EXERCISE AIM
Find each line that has the string "hasMoveTo" and give the total, with nothing else.

········

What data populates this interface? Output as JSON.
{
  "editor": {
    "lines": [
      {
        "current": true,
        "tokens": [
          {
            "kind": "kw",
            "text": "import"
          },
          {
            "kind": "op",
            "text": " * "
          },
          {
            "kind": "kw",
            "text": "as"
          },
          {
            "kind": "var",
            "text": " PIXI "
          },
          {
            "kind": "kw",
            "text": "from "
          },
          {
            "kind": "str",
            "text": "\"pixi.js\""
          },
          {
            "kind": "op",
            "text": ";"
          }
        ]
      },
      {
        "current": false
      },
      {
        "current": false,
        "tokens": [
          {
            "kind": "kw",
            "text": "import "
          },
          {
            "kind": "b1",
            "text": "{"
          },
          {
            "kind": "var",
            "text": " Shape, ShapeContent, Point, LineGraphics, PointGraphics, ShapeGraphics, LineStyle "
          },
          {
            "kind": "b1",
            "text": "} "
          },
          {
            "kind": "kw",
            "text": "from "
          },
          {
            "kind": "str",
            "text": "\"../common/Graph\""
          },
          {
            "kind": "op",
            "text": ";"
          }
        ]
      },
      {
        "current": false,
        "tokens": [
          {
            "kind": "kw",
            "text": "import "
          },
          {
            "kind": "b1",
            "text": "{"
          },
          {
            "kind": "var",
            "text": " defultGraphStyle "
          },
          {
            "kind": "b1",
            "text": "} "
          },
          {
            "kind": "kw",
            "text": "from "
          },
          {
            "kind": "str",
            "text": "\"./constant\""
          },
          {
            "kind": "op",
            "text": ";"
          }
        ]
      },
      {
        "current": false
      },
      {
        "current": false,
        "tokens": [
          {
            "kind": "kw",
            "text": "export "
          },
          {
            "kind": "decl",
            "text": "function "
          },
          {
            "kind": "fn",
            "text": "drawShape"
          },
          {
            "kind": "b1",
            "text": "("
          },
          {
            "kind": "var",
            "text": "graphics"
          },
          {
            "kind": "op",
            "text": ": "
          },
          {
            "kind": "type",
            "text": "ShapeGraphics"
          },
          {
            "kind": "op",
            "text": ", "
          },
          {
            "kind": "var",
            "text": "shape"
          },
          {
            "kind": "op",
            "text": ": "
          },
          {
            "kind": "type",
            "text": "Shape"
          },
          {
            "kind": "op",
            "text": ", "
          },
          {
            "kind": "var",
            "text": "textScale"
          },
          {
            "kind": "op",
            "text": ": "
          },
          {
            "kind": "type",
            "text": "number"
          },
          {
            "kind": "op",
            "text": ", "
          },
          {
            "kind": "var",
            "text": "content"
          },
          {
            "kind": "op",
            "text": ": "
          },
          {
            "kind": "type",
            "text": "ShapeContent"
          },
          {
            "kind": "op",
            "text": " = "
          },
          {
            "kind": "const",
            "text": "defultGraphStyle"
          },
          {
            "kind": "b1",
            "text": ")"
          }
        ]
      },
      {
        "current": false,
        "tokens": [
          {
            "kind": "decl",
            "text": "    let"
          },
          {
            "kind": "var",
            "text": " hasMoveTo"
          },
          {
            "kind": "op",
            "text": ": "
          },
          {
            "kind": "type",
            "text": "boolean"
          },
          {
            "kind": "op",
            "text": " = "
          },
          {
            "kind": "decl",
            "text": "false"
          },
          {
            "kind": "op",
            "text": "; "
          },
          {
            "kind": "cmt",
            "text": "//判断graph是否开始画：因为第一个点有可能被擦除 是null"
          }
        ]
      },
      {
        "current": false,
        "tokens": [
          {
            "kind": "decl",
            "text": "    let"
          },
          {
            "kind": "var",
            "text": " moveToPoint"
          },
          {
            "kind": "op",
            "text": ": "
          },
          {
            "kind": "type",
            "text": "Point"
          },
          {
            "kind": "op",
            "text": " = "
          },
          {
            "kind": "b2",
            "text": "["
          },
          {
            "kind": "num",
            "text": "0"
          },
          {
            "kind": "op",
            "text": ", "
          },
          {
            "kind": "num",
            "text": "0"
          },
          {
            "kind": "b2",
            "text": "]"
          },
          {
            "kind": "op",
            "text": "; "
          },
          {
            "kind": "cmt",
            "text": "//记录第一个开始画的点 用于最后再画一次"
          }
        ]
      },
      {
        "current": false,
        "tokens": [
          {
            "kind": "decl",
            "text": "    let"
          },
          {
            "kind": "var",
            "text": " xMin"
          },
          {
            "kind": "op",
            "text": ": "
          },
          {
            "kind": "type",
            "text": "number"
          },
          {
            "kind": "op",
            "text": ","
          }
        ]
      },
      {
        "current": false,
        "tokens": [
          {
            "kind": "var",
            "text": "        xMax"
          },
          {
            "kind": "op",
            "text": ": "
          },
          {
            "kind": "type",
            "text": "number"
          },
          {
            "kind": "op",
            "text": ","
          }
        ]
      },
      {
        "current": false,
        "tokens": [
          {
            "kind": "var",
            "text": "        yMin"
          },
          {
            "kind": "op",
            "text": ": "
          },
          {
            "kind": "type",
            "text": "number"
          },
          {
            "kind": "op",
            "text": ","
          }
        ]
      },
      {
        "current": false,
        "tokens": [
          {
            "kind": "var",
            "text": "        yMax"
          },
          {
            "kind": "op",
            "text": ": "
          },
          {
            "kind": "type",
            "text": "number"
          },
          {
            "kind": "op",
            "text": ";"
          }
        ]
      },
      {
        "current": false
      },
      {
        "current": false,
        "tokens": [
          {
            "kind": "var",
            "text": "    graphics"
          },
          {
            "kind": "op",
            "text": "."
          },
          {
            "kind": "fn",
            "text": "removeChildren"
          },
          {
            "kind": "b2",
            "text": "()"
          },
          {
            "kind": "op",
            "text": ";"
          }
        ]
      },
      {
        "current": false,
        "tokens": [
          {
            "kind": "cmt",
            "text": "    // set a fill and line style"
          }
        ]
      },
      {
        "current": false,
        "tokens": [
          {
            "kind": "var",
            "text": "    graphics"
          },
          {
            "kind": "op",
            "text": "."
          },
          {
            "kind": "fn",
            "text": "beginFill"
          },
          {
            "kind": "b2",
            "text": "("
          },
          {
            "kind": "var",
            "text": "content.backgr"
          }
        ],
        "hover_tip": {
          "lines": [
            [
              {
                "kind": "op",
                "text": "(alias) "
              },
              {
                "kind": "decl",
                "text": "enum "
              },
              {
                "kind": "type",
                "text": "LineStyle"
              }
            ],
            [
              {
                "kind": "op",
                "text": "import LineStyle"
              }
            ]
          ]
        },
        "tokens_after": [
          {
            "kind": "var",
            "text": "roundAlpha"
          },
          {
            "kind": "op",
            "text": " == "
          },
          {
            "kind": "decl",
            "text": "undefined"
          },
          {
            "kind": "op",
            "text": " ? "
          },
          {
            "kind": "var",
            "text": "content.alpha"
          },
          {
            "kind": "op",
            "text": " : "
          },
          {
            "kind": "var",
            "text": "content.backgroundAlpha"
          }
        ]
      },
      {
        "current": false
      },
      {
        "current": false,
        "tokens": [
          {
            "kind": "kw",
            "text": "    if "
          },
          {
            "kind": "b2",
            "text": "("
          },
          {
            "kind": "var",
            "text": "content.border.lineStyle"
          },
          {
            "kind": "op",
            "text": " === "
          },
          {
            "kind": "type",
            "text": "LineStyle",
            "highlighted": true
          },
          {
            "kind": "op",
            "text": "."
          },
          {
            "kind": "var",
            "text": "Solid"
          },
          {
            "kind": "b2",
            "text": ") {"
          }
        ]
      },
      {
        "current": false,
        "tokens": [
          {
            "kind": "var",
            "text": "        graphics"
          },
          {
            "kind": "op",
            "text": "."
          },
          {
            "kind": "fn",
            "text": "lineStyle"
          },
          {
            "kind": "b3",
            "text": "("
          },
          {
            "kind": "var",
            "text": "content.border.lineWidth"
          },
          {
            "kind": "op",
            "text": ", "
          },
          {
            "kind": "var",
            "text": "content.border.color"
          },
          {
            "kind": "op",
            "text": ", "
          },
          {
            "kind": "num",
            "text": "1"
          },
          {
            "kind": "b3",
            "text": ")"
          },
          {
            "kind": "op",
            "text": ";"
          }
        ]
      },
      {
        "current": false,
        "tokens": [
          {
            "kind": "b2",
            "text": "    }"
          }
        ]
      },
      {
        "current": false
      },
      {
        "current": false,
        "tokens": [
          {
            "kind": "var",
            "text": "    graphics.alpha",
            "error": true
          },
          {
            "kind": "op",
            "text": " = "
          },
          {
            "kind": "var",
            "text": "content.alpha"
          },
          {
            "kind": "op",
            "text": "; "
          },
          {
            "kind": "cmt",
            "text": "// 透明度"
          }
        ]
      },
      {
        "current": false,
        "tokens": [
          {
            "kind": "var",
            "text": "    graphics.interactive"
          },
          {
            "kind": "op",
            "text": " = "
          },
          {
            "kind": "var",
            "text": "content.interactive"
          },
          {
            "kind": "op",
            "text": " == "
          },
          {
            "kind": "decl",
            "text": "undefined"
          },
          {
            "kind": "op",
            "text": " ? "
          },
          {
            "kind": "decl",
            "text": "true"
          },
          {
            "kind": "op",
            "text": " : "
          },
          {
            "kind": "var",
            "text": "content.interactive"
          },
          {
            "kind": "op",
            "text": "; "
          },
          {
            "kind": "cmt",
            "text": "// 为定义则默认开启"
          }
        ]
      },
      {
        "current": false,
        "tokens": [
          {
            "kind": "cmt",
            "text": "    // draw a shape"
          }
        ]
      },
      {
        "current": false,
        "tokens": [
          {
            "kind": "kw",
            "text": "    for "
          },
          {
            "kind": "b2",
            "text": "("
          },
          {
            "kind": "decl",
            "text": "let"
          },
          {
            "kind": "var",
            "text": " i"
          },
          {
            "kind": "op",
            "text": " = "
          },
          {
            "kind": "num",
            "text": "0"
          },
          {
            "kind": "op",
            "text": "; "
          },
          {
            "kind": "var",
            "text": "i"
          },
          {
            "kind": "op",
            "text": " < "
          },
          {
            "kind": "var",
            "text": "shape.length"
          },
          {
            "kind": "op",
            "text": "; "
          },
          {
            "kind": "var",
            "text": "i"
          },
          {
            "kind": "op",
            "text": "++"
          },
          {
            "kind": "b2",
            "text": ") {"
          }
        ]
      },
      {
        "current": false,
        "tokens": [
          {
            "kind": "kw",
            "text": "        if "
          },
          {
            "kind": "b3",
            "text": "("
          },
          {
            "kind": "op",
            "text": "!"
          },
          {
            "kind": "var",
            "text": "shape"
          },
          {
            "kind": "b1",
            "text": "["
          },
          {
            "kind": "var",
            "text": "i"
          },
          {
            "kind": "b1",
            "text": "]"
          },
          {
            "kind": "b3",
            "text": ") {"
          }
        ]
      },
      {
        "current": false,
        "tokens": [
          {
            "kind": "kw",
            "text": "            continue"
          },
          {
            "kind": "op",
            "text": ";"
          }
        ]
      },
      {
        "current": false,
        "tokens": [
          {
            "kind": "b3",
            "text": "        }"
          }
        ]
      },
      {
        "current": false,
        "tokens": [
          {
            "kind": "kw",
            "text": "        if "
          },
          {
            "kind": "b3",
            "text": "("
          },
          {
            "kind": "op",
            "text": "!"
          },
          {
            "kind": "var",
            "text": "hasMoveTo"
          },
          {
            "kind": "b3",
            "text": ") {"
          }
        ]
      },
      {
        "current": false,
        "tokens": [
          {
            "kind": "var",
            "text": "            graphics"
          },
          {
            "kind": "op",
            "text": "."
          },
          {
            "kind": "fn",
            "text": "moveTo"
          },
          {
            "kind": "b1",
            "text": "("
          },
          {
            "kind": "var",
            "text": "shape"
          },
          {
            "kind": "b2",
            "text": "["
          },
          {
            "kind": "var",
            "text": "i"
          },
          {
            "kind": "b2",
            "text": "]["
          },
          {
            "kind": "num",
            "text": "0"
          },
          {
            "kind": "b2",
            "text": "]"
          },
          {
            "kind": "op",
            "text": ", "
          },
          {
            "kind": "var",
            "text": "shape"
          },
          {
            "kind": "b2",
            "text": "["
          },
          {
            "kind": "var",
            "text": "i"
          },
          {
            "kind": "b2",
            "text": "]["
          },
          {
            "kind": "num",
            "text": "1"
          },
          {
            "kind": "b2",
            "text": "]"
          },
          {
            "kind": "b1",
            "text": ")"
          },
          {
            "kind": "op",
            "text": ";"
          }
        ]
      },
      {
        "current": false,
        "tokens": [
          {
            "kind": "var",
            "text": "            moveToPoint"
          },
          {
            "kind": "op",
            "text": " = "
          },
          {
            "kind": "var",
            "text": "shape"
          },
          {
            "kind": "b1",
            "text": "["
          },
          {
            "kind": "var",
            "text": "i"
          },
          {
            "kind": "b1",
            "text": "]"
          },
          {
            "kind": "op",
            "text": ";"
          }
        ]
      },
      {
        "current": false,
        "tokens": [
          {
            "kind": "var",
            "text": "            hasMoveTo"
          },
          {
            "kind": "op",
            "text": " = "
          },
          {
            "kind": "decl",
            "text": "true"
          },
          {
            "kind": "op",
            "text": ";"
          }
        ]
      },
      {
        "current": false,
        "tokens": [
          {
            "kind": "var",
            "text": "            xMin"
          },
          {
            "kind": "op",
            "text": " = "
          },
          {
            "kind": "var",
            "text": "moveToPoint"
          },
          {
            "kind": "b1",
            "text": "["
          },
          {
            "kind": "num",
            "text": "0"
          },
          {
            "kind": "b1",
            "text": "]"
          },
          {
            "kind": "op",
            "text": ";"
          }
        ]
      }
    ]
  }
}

········

RESPONSE TO THE EXERCISE
3